#### Data:
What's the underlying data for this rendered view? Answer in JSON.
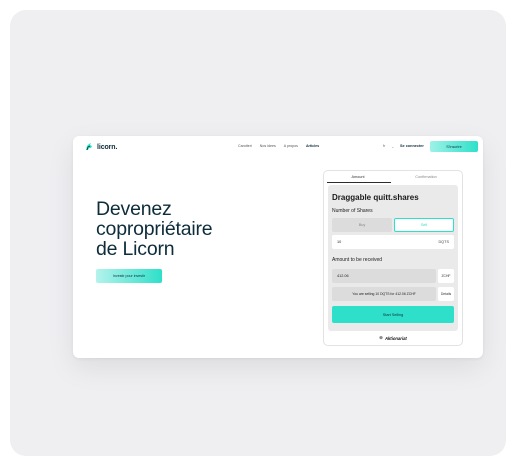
{
  "header": {
    "logo_text": "licorn.",
    "nav": [
      "Carotteri",
      "Nos idees",
      "A propos",
      "Articles"
    ],
    "lang": "fr",
    "login": "Se connecter",
    "signup": "S'inscrire"
  },
  "hero": {
    "title_lines": [
      "Devenez",
      "copropriétaire",
      "de Licorn"
    ],
    "button": "Investir pour investir"
  },
  "widget": {
    "tabs": [
      "Amount",
      "Confirmation"
    ],
    "title": "Draggable quitt.shares",
    "shares_label": "Number of Shares",
    "buy_label": "Buy",
    "sell_label": "Sell",
    "quantity": "10",
    "quantity_unit": "DQTS",
    "amount_label": "Amount to be received",
    "amount": "412.06",
    "amount_unit": "ZCHF",
    "summary": "You are selling 10 DQTS for 412.06 ZCHF",
    "details": "Details",
    "cta": "Start Selling",
    "powered_by": "Aktionariat"
  },
  "colors": {
    "accent": "#2ee0c9",
    "brand_dark": "#0d2d3b"
  }
}
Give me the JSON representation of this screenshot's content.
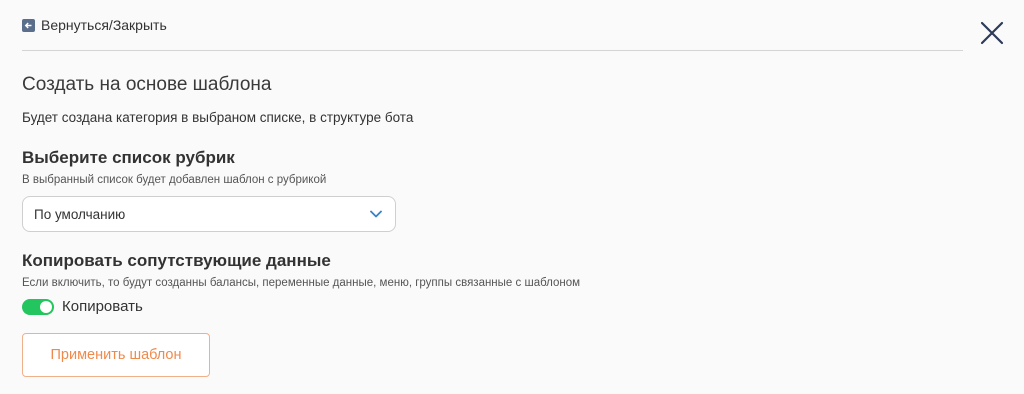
{
  "header": {
    "back_label": "Вернуться/Закрыть",
    "back_icon": "back-arrow-icon",
    "close_icon": "close-icon"
  },
  "main": {
    "title": "Создать на основе шаблона",
    "description": "Будет создана категория в выбраном списке, в структуре бота",
    "rubric_section": {
      "title": "Выберите список рубрик",
      "hint": "В выбранный список будет добавлен шаблон с рубрикой",
      "selected_value": "По умолчанию"
    },
    "copy_section": {
      "title": "Копировать сопутствующие данные",
      "hint": "Если включить, то будут созданны балансы, переменные данные, меню, группы связанные с шаблоном",
      "toggle_label": "Копировать",
      "toggle_on": true
    },
    "apply_label": "Применить шаблон"
  },
  "colors": {
    "accent_orange": "#f08a4b",
    "toggle_green": "#22c55e",
    "close_navy": "#2d3a5a"
  }
}
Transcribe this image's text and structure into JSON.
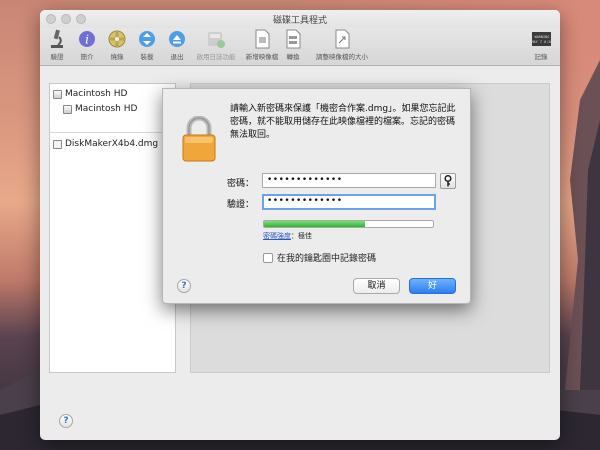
{
  "window": {
    "title": "磁碟工具程式"
  },
  "toolbar": {
    "items": [
      {
        "label": "驗證",
        "icon": "microscope-icon"
      },
      {
        "label": "簡介",
        "icon": "info-icon"
      },
      {
        "label": "燒錄",
        "icon": "burn-icon"
      },
      {
        "label": "裝載",
        "icon": "mount-icon"
      },
      {
        "label": "退出",
        "icon": "eject-icon"
      },
      {
        "label": "啟用日誌功能",
        "icon": "journal-icon"
      },
      {
        "label": "新增映像檔",
        "icon": "new-image-icon"
      },
      {
        "label": "轉換",
        "icon": "convert-icon"
      },
      {
        "label": "調整映像檔的大小",
        "icon": "resize-image-icon"
      },
      {
        "label": "記錄",
        "icon": "log-icon"
      }
    ],
    "log_icon_text": "WARNING\nMAY 7 0:36"
  },
  "sidebar": {
    "items": [
      {
        "label": "Macintosh HD"
      },
      {
        "label": "Macintosh HD"
      },
      {
        "label": "DiskMakerX4b4.dmg"
      }
    ]
  },
  "sheet": {
    "message": "請輸入新密碼來保護「機密合作案.dmg」。如果您忘記此密碼，就不能取用儲存在此映像檔裡的檔案。忘記的密碼無法取回。",
    "password_label": "密碼：",
    "password_value": "•••••••••••••",
    "verify_label": "驗證：",
    "verify_value": "•••••••••••••",
    "strength_fraction": 0.6,
    "strength_link": "密碼強度",
    "strength_value": "：極佳",
    "remember_label": "在我的鑰匙圈中記錄密碼",
    "cancel_label": "取消",
    "ok_label": "好"
  },
  "help_label": "?",
  "colors": {
    "accent": "#2d7ef0",
    "strength": "#2fb32f"
  }
}
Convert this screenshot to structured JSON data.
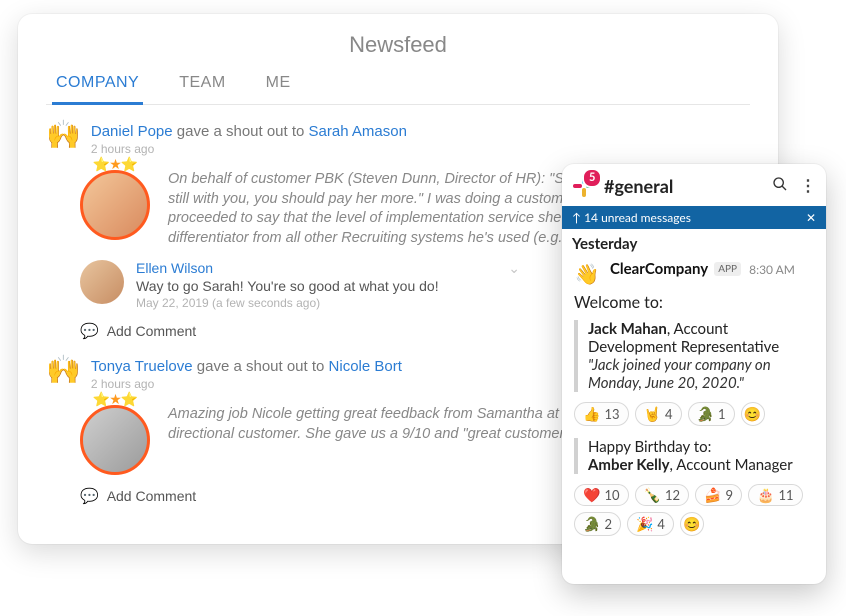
{
  "newsfeed": {
    "title": "Newsfeed",
    "tabs": [
      "COMPANY",
      "TEAM",
      "ME"
    ],
    "active_tab": 0,
    "items": [
      {
        "actor": "Daniel Pope",
        "action": " gave a shout out to ",
        "target": "Sarah Amason",
        "time": "2 hours ago",
        "shout_text": "On behalf of customer PBK (Steven Dunn, Director of HR): \"Sarah is tremendous. If she's still with you, you should pay her more.\" I was doing a customer interview and he then proceeded to say that the level of implementation service she provided was a clear differentiator from all other Recruiting systems he's used (e.g. Taleo).",
        "comments": [
          {
            "author": "Ellen Wilson",
            "text": "Way to go Sarah! You're so good at what you do!",
            "meta": "May 22, 2019 (a few seconds ago)"
          }
        ],
        "add_comment_label": "Add Comment"
      },
      {
        "actor": "Tonya Truelove",
        "action": " gave a shout out to ",
        "target": "Nicole Bort",
        "time": "2 hours ago",
        "shout_text": "Amazing job Nicole getting great feedback from Samantha at Monarch Tractor an ADP Bi-directional customer. She gave us a 9/10 and \"great customer service - loved Nicole Bort!\"",
        "add_comment_label": "Add Comment"
      }
    ]
  },
  "slack": {
    "badge_count": "5",
    "channel": "#general",
    "unread_text": "14 unread messages",
    "day_label": "Yesterday",
    "sender": "ClearCompany",
    "app_label": "APP",
    "time": "8:30 AM",
    "welcome_label": "Welcome to:",
    "welcome_block": {
      "name": "Jack Mahan",
      "role": ", Account Development Representative",
      "quote": "\"Jack joined your company on Monday, June 20, 2020.\""
    },
    "reactions1": [
      {
        "emoji": "👍",
        "count": "13"
      },
      {
        "emoji": "🤘",
        "count": "4"
      },
      {
        "emoji": "🐊",
        "count": "1"
      }
    ],
    "birthday_label": "Happy Birthday to:",
    "birthday_block": {
      "name": "Amber Kelly",
      "role": ", Account Manager"
    },
    "reactions2": [
      {
        "emoji": "❤️",
        "count": "10"
      },
      {
        "emoji": "🍾",
        "count": "12"
      },
      {
        "emoji": "🍰",
        "count": "9"
      },
      {
        "emoji": "🎂",
        "count": "11"
      },
      {
        "emoji": "🐊",
        "count": "2"
      },
      {
        "emoji": "🎉",
        "count": "4"
      }
    ]
  }
}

#### Set exercise:
Reproduce the full listing faithfully, but do not carry over any pictures.

#### Completed exercise:
What's the underlying data for this rendered view? Answer in JSON.
{
  "header": {
    "logo_text": "licorn.",
    "nav": [
      "Carotteri",
      "Nos idees",
      "A propos",
      "Articles"
    ],
    "lang": "fr",
    "login": "Se connecter",
    "signup": "S'inscrire"
  },
  "hero": {
    "title_lines": [
      "Devenez",
      "copropriétaire",
      "de Licorn"
    ],
    "button": "Investir pour investir"
  },
  "widget": {
    "tabs": [
      "Amount",
      "Confirmation"
    ],
    "title": "Draggable quitt.shares",
    "shares_label": "Number of Shares",
    "buy_label": "Buy",
    "sell_label": "Sell",
    "quantity": "10",
    "quantity_unit": "DQTS",
    "amount_label": "Amount to be received",
    "amount": "412.06",
    "amount_unit": "ZCHF",
    "summary": "You are selling 10 DQTS for 412.06 ZCHF",
    "details": "Details",
    "cta": "Start Selling",
    "powered_by": "Aktionariat"
  },
  "colors": {
    "accent": "#2ee0c9",
    "brand_dark": "#0d2d3b"
  }
}
Give me the JSON representation of this screenshot's content.
{
  "header": {
    "back_label": "Вернуться/Закрыть",
    "back_icon": "back-arrow-icon",
    "close_icon": "close-icon"
  },
  "main": {
    "title": "Создать на основе шаблона",
    "description": "Будет создана категория в выбраном списке, в структуре бота",
    "rubric_section": {
      "title": "Выберите список рубрик",
      "hint": "В выбранный список будет добавлен шаблон с рубрикой",
      "selected_value": "По умолчанию"
    },
    "copy_section": {
      "title": "Копировать сопутствующие данные",
      "hint": "Если включить, то будут созданны балансы, переменные данные, меню, группы связанные с шаблоном",
      "toggle_label": "Копировать",
      "toggle_on": true
    },
    "apply_label": "Применить шаблон"
  },
  "colors": {
    "accent_orange": "#f08a4b",
    "toggle_green": "#22c55e",
    "close_navy": "#2d3a5a"
  }
}
Transcribe this image's text and structure into JSON.
{
  "window": {
    "title": "磁碟工具程式"
  },
  "toolbar": {
    "items": [
      {
        "label": "驗證",
        "icon": "microscope-icon"
      },
      {
        "label": "簡介",
        "icon": "info-icon"
      },
      {
        "label": "燒錄",
        "icon": "burn-icon"
      },
      {
        "label": "裝載",
        "icon": "mount-icon"
      },
      {
        "label": "退出",
        "icon": "eject-icon"
      },
      {
        "label": "啟用日誌功能",
        "icon": "journal-icon"
      },
      {
        "label": "新增映像檔",
        "icon": "new-image-icon"
      },
      {
        "label": "轉換",
        "icon": "convert-icon"
      },
      {
        "label": "調整映像檔的大小",
        "icon": "resize-image-icon"
      },
      {
        "label": "記錄",
        "icon": "log-icon"
      }
    ],
    "log_icon_text": "WARNING\nMAY 7 0:36"
  },
  "sidebar": {
    "items": [
      {
        "label": "Macintosh HD"
      },
      {
        "label": "Macintosh HD"
      },
      {
        "label": "DiskMakerX4b4.dmg"
      }
    ]
  },
  "sheet": {
    "message": "請輸入新密碼來保護「機密合作案.dmg」。如果您忘記此密碼，就不能取用儲存在此映像檔裡的檔案。忘記的密碼無法取回。",
    "password_label": "密碼：",
    "password_value": "•••••••••••••",
    "verify_label": "驗證：",
    "verify_value": "•••••••••••••",
    "strength_fraction": 0.6,
    "strength_link": "密碼強度",
    "strength_value": "：極佳",
    "remember_label": "在我的鑰匙圈中記錄密碼",
    "cancel_label": "取消",
    "ok_label": "好"
  },
  "help_label": "?",
  "colors": {
    "accent": "#2d7ef0",
    "strength": "#2fb32f"
  }
}
Convert this screenshot to structured JSON data.
{
  "newsfeed": {
    "title": "Newsfeed",
    "tabs": [
      "COMPANY",
      "TEAM",
      "ME"
    ],
    "active_tab": 0,
    "items": [
      {
        "actor": "Daniel Pope",
        "action": " gave a shout out to ",
        "target": "Sarah Amason",
        "time": "2 hours ago",
        "shout_text": "On behalf of customer PBK (Steven Dunn, Director of HR): \"Sarah is tremendous. If she's still with you, you should pay her more.\" I was doing a customer interview and he then proceeded to say that the level of implementation service she provided was a clear differentiator from all other Recruiting systems he's used (e.g. Taleo).",
        "comments": [
          {
            "author": "Ellen Wilson",
            "text": "Way to go Sarah! You're so good at what you do!",
            "meta": "May 22, 2019 (a few seconds ago)"
          }
        ],
        "add_comment_label": "Add Comment"
      },
      {
        "actor": "Tonya Truelove",
        "action": " gave a shout out to ",
        "target": "Nicole Bort",
        "time": "2 hours ago",
        "shout_text": "Amazing job Nicole getting great feedback from Samantha at Monarch Tractor an ADP Bi-directional customer. She gave us a 9/10 and \"great customer service - loved Nicole Bort!\"",
        "add_comment_label": "Add Comment"
      }
    ]
  },
  "slack": {
    "badge_count": "5",
    "channel": "#general",
    "unread_text": "14 unread messages",
    "day_label": "Yesterday",
    "sender": "ClearCompany",
    "app_label": "APP",
    "time": "8:30 AM",
    "welcome_label": "Welcome to:",
    "welcome_block": {
      "name": "Jack Mahan",
      "role": ", Account Development Representative",
      "quote": "\"Jack joined your company on Monday, June 20, 2020.\""
    },
    "reactions1": [
      {
        "emoji": "👍",
        "count": "13"
      },
      {
        "emoji": "🤘",
        "count": "4"
      },
      {
        "emoji": "🐊",
        "count": "1"
      }
    ],
    "birthday_label": "Happy Birthday to:",
    "birthday_block": {
      "name": "Amber Kelly",
      "role": ", Account Manager"
    },
    "reactions2": [
      {
        "emoji": "❤️",
        "count": "10"
      },
      {
        "emoji": "🍾",
        "count": "12"
      },
      {
        "emoji": "🍰",
        "count": "9"
      },
      {
        "emoji": "🎂",
        "count": "11"
      },
      {
        "emoji": "🐊",
        "count": "2"
      },
      {
        "emoji": "🎉",
        "count": "4"
      }
    ]
  }
}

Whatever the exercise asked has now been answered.